Objective 1 –
In the memoir about music, translate this sentence into Spanish: "I played a guitar in my bedroom constantly."

Extracted text –
High school and my teenage years generally weren’t easy for me but there was always music. From my earliest memory I loved singing. I still remember clearly my first public performance. I was in Grade 2 at St. Barbara Elementary School in Scarborough, Ontario. A classmate and I sang Sitting On The Dock Of The Bay acapella — okay, admittedly the Glen Campbell version. The kids seemed to like it, though, and we did a command performance in the afternoon for the Grade 7 and 8’s. We were mini-rock stars for the day.
I was afflicted with a very clear sense of what I wanted to do when I grew up. From around age 12 or 13 I knew I wanted to be a musician. I played a guitar in my bedroom constantly. Looking back I marvel at the discipline and focus I applied to music as a kid. I bought a guitar with money I earned as a cashier at Becker’s Milk, and working as a gardener in the summer. In high school I began classical guitar lessons without fully understanding what classical guitar was all about and then immersed myself in the language of music. I went as far as the Grade Nine Royal Conservatory level. At the time I was studying Bach guitar transcriptions by day and playing in a punk rock band at night. Eventually the latter won out.

Records for the exercise –
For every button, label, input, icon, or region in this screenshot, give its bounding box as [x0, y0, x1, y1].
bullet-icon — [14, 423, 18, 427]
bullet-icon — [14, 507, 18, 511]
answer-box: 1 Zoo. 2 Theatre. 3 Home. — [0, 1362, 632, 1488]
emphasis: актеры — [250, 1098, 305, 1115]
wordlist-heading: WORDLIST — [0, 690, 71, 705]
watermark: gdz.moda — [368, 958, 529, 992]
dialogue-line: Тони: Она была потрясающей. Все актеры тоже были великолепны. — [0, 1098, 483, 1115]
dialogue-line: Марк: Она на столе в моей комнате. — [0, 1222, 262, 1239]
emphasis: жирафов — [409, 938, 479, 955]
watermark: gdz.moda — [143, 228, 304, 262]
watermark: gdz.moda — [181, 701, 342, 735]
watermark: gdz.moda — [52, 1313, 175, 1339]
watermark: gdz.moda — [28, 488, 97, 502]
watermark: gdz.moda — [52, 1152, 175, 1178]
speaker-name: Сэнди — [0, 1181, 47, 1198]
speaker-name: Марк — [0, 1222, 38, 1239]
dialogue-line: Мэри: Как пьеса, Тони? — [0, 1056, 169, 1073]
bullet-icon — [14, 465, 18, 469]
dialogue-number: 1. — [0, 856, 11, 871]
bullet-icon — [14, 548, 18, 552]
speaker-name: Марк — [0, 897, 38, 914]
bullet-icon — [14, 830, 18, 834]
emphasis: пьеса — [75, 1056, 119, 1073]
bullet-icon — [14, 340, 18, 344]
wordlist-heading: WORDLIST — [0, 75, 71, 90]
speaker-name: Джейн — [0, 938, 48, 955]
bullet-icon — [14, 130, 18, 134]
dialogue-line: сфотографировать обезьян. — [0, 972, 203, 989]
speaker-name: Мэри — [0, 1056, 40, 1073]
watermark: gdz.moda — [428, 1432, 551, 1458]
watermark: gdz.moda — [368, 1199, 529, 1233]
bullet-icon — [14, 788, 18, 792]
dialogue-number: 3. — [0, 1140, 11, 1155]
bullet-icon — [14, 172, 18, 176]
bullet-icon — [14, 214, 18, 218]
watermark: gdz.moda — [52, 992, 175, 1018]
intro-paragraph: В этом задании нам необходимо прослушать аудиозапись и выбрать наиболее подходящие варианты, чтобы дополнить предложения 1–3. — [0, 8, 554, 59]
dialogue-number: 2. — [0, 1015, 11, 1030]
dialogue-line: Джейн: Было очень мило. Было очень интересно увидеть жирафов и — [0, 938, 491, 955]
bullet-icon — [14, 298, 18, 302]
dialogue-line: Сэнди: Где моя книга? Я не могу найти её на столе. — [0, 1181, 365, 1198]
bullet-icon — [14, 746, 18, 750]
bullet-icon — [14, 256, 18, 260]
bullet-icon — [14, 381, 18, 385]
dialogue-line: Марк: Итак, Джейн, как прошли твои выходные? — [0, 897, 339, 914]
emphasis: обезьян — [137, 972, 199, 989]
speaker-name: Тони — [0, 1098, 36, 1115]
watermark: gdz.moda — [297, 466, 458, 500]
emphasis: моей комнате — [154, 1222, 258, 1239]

Objective 2 –
Reproduce the entries from their first line through the line that contains "bullet-icon — [14, 214, 18, 218]", with both of those lines included.

Reply 1 –
Tocaba una guitarra en mi habitación constantemente.

Reply 2 –
For every button, label, input, icon, or region in this screenshot, give its bounding box as [x0, y0, x1, y1].
bullet-icon — [14, 423, 18, 427]
bullet-icon — [14, 507, 18, 511]
answer-box: 1 Zoo. 2 Theatre. 3 Home. — [0, 1362, 632, 1488]
emphasis: актеры — [250, 1098, 305, 1115]
wordlist-heading: WORDLIST — [0, 690, 71, 705]
watermark: gdz.moda — [368, 958, 529, 992]
dialogue-line: Тони: Она была потрясающей. Все актеры тоже были великолепны. — [0, 1098, 483, 1115]
dialogue-line: Марк: Она на столе в моей комнате. — [0, 1222, 262, 1239]
emphasis: жирафов — [409, 938, 479, 955]
watermark: gdz.moda — [143, 228, 304, 262]
watermark: gdz.moda — [181, 701, 342, 735]
watermark: gdz.moda — [52, 1313, 175, 1339]
watermark: gdz.moda — [28, 488, 97, 502]
watermark: gdz.moda — [52, 1152, 175, 1178]
speaker-name: Сэнди — [0, 1181, 47, 1198]
speaker-name: Марк — [0, 1222, 38, 1239]
dialogue-line: Мэри: Как пьеса, Тони? — [0, 1056, 169, 1073]
bullet-icon — [14, 465, 18, 469]
dialogue-number: 1. — [0, 856, 11, 871]
bullet-icon — [14, 548, 18, 552]
speaker-name: Марк — [0, 897, 38, 914]
bullet-icon — [14, 830, 18, 834]
emphasis: пьеса — [75, 1056, 119, 1073]
bullet-icon — [14, 340, 18, 344]
wordlist-heading: WORDLIST — [0, 75, 71, 90]
speaker-name: Джейн — [0, 938, 48, 955]
bullet-icon — [14, 130, 18, 134]
dialogue-line: сфотографировать обезьян. — [0, 972, 203, 989]
speaker-name: Мэри — [0, 1056, 40, 1073]
watermark: gdz.moda — [428, 1432, 551, 1458]
watermark: gdz.moda — [368, 1199, 529, 1233]
bullet-icon — [14, 788, 18, 792]
dialogue-number: 3. — [0, 1140, 11, 1155]
bullet-icon — [14, 172, 18, 176]
bullet-icon — [14, 214, 18, 218]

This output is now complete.